Copy, without any change, the lines from the one containing "page-scrollbar-thumb[interactable]: [1204, 199, 1212, 793]" up to and including the one containing "zoom-icon[interactable]: ⚲: [213, 614, 253, 654]".

-------- Dataset rows

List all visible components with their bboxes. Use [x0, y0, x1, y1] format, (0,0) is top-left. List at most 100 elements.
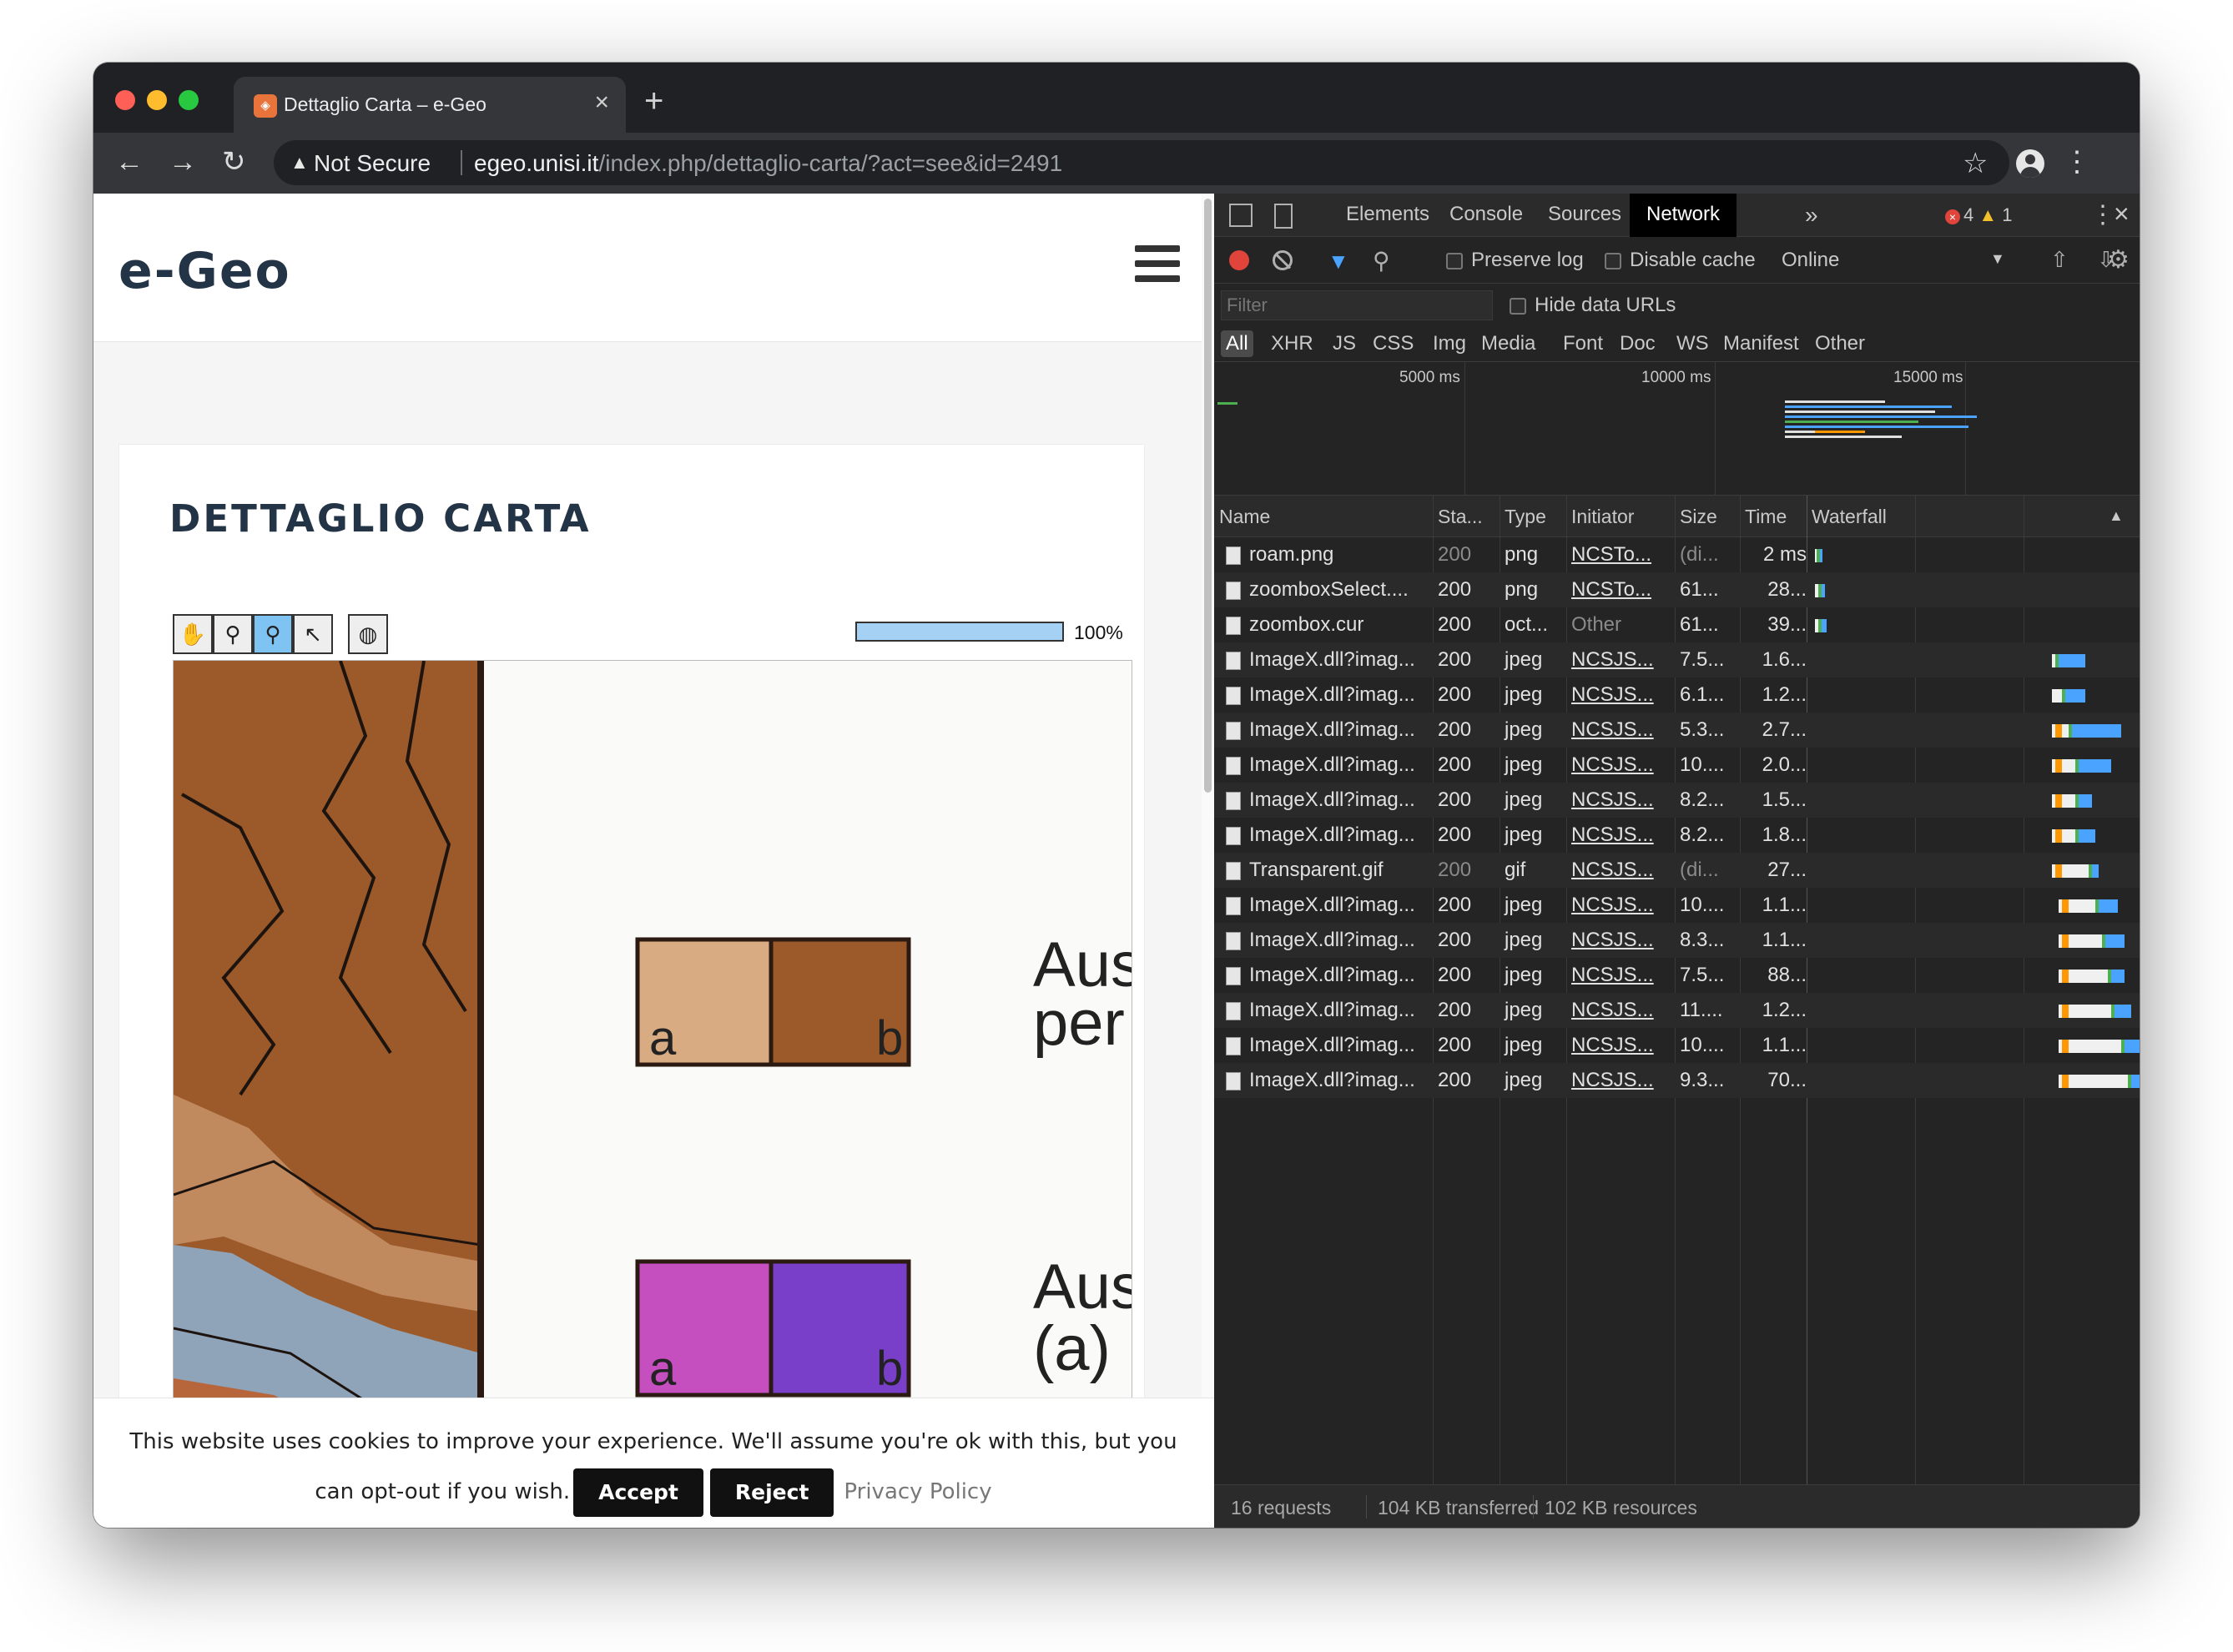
page-scrollbar-thumb[interactable]: [1204, 199, 1212, 793]
tab-console[interactable]: Console: [1433, 194, 1540, 237]
table-row[interactable]: ImageX.dll?imag... 200 jpeg NCSJS... 9.3... 7…: [1214, 1063, 2140, 1098]
column-name[interactable]: Name: [1214, 496, 1433, 537]
column-initiator[interactable]: Initiator: [1566, 496, 1675, 537]
table-row[interactable]: ImageX.dll?imag... 200 jpeg NCSJS... 8.3... 1…: [1214, 923, 2140, 958]
column-status[interactable]: Sta...: [1433, 496, 1500, 537]
search-icon[interactable]: ⚲: [1373, 247, 1390, 274]
zoom-icon[interactable]: ⚲: [213, 614, 253, 654]
table-row[interactable]: Transparent.gif 200 gif NCSJS... (di... 27...: [1214, 853, 2140, 888]
preserve-log-label: Preserve log: [1471, 249, 1584, 271]
sort-ascending-icon[interactable]: ▲: [2109, 507, 2124, 525]
request-initiator: NCSJS...: [1571, 718, 1654, 741]
resources-size: 102 KB resources: [1545, 1497, 1697, 1519]
tab-network[interactable]: Network: [1630, 194, 1737, 237]
issues-counter[interactable]: × 4 ▲ 1: [1945, 204, 2013, 226]
chevron-down-icon[interactable]: ▼: [1990, 250, 2005, 268]
table-row[interactable]: ImageX.dll?imag... 200 jpeg NCSJS... 7.5... 1…: [1214, 642, 2140, 677]
devtools-close-icon[interactable]: ×: [2114, 199, 2130, 229]
network-settings-gear-icon[interactable]: ⚙: [2107, 245, 2130, 274]
bookmark-star-icon[interactable]: ☆: [1963, 147, 1988, 180]
column-type[interactable]: Type: [1500, 496, 1566, 537]
request-time: 1.1...: [1762, 894, 1807, 916]
globe-icon[interactable]: ◍: [348, 614, 388, 654]
column-time[interactable]: Time: [1740, 496, 1807, 537]
type-all[interactable]: All: [1221, 330, 1253, 357]
tab-sources[interactable]: Sources: [1531, 194, 1638, 237]
device-toolbar-icon[interactable]: [1274, 204, 1293, 229]
address-bar[interactable]: ▲ Not Secure egeo.unisi.it/index.php/det…: [274, 140, 2009, 185]
table-row[interactable]: ImageX.dll?imag... 200 jpeg NCSJS... 6.1... 1…: [1214, 677, 2140, 713]
preserve-log-box[interactable]: [1446, 252, 1463, 269]
preserve-log-checkbox[interactable]: Preserve log: [1446, 249, 1584, 272]
disable-cache-checkbox[interactable]: Disable cache: [1605, 249, 1756, 272]
clear-icon[interactable]: [1273, 250, 1293, 270]
throttling-select[interactable]: Online: [1782, 249, 1839, 272]
maximize-window-button[interactable]: [179, 90, 199, 110]
waterfall-dns-bar: [2062, 1005, 2069, 1018]
not-secure-label[interactable]: Not Secure: [314, 150, 431, 177]
type-js[interactable]: JS: [1328, 330, 1361, 357]
accept-button[interactable]: Accept: [573, 1468, 703, 1517]
browser-window: ◈ Dettaglio Carta – e-Geo × + ← → ↻ ▲ No…: [93, 63, 2140, 1528]
network-summary-bar: 16 requests 104 KB transferred 102 KB re…: [1214, 1484, 2140, 1528]
browser-menu-icon[interactable]: ⋮: [2063, 146, 2091, 178]
zoombox-icon[interactable]: ⚲: [253, 614, 293, 654]
tab-close-icon[interactable]: ×: [594, 90, 609, 115]
disable-cache-box[interactable]: [1605, 252, 1621, 269]
waterfall-download-bar: [2098, 899, 2119, 913]
hide-data-urls-checkbox[interactable]: Hide data URLs: [1510, 294, 1676, 317]
network-overview[interactable]: 5000 ms 10000 ms 15000 ms: [1214, 362, 2140, 496]
pan-hand-icon[interactable]: ✋: [173, 614, 213, 654]
site-logo[interactable]: e-Geo: [118, 242, 291, 300]
filter-funnel-icon[interactable]: ▼: [1328, 249, 1349, 274]
account-avatar-icon[interactable]: [2016, 149, 2044, 178]
import-har-icon[interactable]: ⇧: [2050, 247, 2069, 273]
table-row[interactable]: ImageX.dll?imag... 200 jpeg NCSJS... 7.5... 8…: [1214, 958, 2140, 993]
column-size[interactable]: Size: [1675, 496, 1740, 537]
waterfall-download-bar: [2072, 724, 2122, 738]
table-row[interactable]: ImageX.dll?imag... 200 jpeg NCSJS... 10.... 1…: [1214, 888, 2140, 923]
reload-icon[interactable]: ↻: [222, 146, 246, 178]
request-name: ImageX.dll?imag...: [1249, 718, 1415, 741]
new-tab-button[interactable]: +: [644, 84, 663, 118]
more-tabs-icon[interactable]: »: [1805, 202, 1818, 229]
devtools-menu-icon[interactable]: ⋮: [2090, 200, 2115, 229]
reject-button[interactable]: Reject: [709, 1468, 834, 1517]
table-row[interactable]: zoombox.cur 200 oct... Other 61... 39...: [1214, 607, 2140, 642]
hide-data-urls-box[interactable]: [1510, 297, 1526, 315]
request-table: Name Sta... Type Initiator Size Time Wat…: [1214, 496, 2140, 1484]
hamburger-menu-icon[interactable]: [1135, 245, 1180, 282]
table-row[interactable]: ImageX.dll?imag... 200 jpeg NCSJS... 10.... 1…: [1214, 1028, 2140, 1063]
pointer-icon[interactable]: ↖: [293, 614, 333, 654]
table-row[interactable]: roam.png 200 png NCSTo... (di... 2 ms: [1214, 537, 2140, 572]
type-manifest[interactable]: Manifest: [1718, 330, 1804, 357]
table-row[interactable]: ImageX.dll?imag... 200 jpeg NCSJS... 10.... 2…: [1214, 748, 2140, 783]
privacy-policy-link[interactable]: Privacy Policy: [844, 1479, 991, 1504]
type-ws[interactable]: WS: [1671, 330, 1714, 357]
table-row[interactable]: ImageX.dll?imag... 200 jpeg NCSJS... 8.2... 1…: [1214, 818, 2140, 853]
tab-elements[interactable]: Elements: [1329, 194, 1446, 237]
table-row[interactable]: zoomboxSelect.... 200 png NCSTo... 61... 28..…: [1214, 572, 2140, 607]
back-arrow-icon[interactable]: ←: [115, 146, 144, 178]
record-icon[interactable]: [1229, 250, 1249, 270]
table-row[interactable]: ImageX.dll?imag... 200 jpeg NCSJS... 8.2... 1…: [1214, 783, 2140, 818]
type-font[interactable]: Font: [1558, 330, 1608, 357]
column-waterfall[interactable]: Waterfall: [1807, 496, 2099, 537]
forward-arrow-icon[interactable]: →: [169, 146, 197, 178]
minimize-window-button[interactable]: [147, 90, 167, 110]
table-row[interactable]: ImageX.dll?imag... 200 jpeg NCSJS... 11.... 1…: [1214, 993, 2140, 1028]
type-doc[interactable]: Doc: [1615, 330, 1661, 357]
request-size: 9.3...: [1680, 1069, 1725, 1091]
page-scrollbar[interactable]: [1202, 194, 1214, 1528]
filter-input[interactable]: [1221, 290, 1493, 320]
close-window-button[interactable]: [115, 90, 135, 110]
type-css[interactable]: CSS: [1368, 330, 1419, 357]
type-xhr[interactable]: XHR: [1266, 330, 1318, 357]
type-other[interactable]: Other: [1810, 330, 1870, 357]
type-img[interactable]: Img: [1428, 330, 1471, 357]
tab-dettaglio-carta[interactable]: ◈ Dettaglio Carta – e-Geo ×: [234, 77, 626, 133]
type-media[interactable]: Media: [1476, 330, 1540, 357]
inspect-element-icon[interactable]: [1229, 204, 1253, 227]
table-row[interactable]: ImageX.dll?imag... 200 jpeg NCSJS... 5.3... 2…: [1214, 713, 2140, 748]
url-text[interactable]: egeo.unisi.it/index.php/dettaglio-carta/…: [474, 150, 1062, 177]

----------------

▸ **The solution**:
page-scrollbar-thumb[interactable]: [1204, 199, 1212, 793]
tab-console[interactable]: Console: [1433, 194, 1540, 237]
table-row[interactable]: ImageX.dll?imag... 200 jpeg NCSJS... 9.3... 7…: [1214, 1063, 2140, 1098]
column-name[interactable]: Name: [1214, 496, 1433, 537]
column-initiator[interactable]: Initiator: [1566, 496, 1675, 537]
table-row[interactable]: ImageX.dll?imag... 200 jpeg NCSJS... 8.3... 1…: [1214, 923, 2140, 958]
column-status[interactable]: Sta...: [1433, 496, 1500, 537]
search-icon[interactable]: ⚲: [1373, 247, 1390, 274]
zoom-icon[interactable]: ⚲: [213, 614, 253, 654]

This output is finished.